From the entries that follow, list every line in which the string "外国株式パッシブ" appears.

********************

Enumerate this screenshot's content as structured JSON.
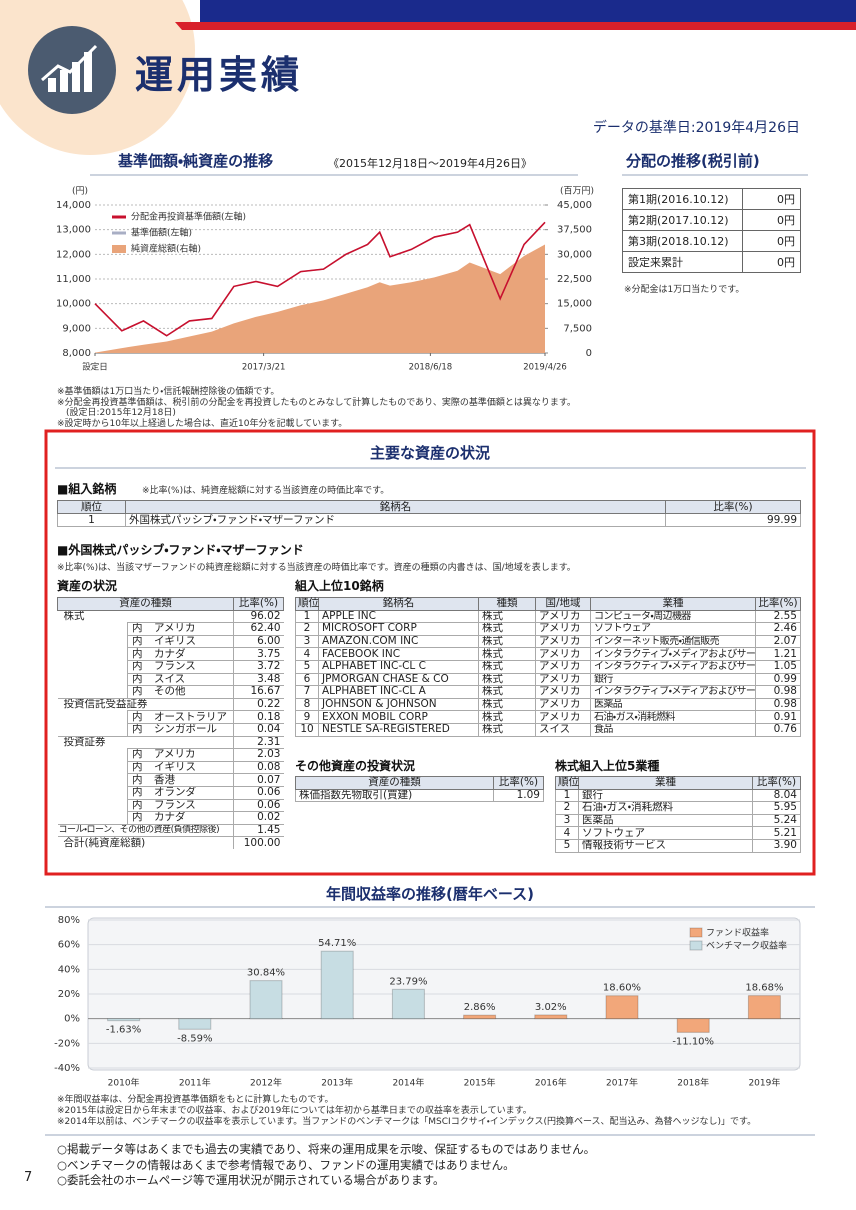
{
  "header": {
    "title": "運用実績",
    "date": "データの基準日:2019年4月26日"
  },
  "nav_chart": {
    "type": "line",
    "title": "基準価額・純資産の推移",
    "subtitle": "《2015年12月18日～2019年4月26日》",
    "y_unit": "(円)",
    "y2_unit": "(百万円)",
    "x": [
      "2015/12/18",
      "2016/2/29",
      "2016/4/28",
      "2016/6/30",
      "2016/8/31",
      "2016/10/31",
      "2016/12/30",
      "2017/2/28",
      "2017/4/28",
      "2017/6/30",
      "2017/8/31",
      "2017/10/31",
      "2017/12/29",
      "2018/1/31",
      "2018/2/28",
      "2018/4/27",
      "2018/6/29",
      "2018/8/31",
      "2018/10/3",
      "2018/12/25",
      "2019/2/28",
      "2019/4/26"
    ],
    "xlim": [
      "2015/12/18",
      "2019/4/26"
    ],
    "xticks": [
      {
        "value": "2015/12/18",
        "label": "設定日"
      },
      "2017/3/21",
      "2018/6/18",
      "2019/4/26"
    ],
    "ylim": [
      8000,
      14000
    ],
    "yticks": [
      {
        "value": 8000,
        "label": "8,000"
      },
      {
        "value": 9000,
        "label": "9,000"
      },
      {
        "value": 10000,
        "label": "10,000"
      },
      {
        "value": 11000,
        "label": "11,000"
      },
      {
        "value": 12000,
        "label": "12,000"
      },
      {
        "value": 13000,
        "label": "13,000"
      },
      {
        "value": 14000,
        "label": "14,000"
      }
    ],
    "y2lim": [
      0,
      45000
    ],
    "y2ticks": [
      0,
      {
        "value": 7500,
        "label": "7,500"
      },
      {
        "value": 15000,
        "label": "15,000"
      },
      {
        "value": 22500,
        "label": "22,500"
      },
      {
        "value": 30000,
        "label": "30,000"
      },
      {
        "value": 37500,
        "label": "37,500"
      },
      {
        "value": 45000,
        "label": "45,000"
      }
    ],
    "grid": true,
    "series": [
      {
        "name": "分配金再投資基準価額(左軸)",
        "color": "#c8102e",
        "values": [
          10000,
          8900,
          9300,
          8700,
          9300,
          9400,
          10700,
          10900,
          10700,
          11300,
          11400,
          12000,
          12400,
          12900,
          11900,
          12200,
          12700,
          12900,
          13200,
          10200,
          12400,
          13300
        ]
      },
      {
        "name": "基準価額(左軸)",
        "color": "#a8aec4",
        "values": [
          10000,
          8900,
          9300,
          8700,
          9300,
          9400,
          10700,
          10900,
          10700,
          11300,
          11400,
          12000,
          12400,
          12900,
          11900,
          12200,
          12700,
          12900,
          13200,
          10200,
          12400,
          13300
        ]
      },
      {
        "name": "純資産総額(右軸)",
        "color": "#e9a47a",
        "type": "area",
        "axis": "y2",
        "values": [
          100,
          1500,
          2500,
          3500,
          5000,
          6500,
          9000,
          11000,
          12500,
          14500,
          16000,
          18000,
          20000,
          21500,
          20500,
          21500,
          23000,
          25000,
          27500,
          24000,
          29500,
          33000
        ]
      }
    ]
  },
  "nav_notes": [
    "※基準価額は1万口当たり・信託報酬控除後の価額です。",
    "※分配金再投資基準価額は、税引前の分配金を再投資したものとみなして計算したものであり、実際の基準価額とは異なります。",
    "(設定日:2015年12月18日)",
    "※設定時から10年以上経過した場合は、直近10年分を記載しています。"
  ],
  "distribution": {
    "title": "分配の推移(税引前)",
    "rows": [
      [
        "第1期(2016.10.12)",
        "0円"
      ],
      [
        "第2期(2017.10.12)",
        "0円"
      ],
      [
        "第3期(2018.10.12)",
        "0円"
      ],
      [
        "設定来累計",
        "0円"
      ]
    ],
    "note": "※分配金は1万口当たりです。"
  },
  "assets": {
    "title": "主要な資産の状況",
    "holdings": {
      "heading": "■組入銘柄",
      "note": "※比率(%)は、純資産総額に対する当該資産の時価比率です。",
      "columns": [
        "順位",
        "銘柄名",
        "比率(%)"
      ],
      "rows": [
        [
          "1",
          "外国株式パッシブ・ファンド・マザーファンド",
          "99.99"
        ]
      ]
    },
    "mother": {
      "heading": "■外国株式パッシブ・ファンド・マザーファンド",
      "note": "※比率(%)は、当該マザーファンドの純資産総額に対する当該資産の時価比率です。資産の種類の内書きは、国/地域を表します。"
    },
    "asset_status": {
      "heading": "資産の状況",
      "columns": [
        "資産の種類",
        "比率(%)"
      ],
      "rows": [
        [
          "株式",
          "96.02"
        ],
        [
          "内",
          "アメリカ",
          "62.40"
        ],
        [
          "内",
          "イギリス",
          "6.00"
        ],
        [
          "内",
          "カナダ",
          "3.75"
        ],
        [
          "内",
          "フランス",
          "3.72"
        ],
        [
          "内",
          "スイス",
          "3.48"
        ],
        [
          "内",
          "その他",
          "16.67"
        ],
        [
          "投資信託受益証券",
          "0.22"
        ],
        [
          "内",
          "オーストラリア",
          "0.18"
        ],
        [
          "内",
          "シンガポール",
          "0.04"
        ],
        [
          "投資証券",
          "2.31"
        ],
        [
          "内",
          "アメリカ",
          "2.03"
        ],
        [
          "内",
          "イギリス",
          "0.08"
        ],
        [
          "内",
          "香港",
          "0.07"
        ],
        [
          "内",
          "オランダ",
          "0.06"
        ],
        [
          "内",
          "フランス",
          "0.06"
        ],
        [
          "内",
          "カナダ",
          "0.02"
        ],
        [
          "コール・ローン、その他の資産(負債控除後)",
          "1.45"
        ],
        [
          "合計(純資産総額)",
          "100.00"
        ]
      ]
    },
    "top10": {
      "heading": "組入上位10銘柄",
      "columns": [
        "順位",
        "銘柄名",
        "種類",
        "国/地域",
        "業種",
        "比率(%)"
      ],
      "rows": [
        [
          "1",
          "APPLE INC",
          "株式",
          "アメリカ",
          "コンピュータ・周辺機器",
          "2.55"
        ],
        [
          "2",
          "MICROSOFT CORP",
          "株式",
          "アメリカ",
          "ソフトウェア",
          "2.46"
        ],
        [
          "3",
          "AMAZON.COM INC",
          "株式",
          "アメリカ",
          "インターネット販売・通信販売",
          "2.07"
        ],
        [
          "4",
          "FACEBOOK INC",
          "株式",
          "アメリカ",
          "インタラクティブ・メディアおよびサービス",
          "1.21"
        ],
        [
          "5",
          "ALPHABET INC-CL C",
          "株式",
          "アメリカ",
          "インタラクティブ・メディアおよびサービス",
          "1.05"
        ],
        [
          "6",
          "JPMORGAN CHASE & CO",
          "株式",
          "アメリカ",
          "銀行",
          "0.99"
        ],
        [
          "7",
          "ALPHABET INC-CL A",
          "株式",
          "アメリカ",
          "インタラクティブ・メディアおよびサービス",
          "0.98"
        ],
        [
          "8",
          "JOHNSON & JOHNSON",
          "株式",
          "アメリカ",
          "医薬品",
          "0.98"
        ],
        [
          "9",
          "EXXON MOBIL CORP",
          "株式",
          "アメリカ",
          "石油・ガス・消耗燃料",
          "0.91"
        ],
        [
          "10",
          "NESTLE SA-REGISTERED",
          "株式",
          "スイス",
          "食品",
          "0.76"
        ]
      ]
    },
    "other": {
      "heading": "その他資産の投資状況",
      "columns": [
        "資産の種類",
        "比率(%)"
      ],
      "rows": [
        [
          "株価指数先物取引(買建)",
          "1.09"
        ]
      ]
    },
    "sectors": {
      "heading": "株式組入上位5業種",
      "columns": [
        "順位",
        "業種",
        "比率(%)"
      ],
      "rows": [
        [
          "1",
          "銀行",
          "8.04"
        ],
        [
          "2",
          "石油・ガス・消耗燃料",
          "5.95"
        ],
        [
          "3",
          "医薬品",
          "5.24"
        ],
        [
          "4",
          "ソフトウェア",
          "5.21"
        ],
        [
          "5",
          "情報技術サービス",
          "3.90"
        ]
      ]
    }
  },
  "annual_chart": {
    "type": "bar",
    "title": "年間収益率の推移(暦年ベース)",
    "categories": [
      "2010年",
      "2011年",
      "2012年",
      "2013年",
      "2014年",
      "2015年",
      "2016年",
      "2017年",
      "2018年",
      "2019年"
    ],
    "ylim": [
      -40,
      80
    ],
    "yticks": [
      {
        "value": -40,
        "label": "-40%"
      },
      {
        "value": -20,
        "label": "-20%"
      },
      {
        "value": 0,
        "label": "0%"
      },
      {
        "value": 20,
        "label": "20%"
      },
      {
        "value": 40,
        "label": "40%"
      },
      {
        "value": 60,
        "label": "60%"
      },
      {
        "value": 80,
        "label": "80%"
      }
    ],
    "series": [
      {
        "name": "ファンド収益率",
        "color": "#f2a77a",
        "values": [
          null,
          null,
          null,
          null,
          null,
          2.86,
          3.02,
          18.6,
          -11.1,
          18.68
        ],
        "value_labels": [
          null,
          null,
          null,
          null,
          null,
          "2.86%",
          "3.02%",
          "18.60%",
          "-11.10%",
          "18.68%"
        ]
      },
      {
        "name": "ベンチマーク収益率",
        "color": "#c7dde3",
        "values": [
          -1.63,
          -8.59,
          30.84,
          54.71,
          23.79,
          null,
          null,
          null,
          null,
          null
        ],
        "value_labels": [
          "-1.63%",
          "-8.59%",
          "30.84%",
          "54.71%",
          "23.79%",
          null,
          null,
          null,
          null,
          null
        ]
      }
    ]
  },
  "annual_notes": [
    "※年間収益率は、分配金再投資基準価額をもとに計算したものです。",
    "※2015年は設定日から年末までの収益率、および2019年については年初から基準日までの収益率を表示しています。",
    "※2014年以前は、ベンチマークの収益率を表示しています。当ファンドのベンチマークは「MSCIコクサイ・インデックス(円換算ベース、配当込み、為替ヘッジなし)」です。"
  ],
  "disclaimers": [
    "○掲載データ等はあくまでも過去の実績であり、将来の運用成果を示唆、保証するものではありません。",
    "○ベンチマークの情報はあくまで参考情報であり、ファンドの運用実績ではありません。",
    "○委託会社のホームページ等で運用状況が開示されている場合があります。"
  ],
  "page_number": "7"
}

********************

→ Result for this task:
          "外国株式パッシブ・ファンド・マザーファンド",
      "heading": "■外国株式パッシブ・ファンド・マザーファンド",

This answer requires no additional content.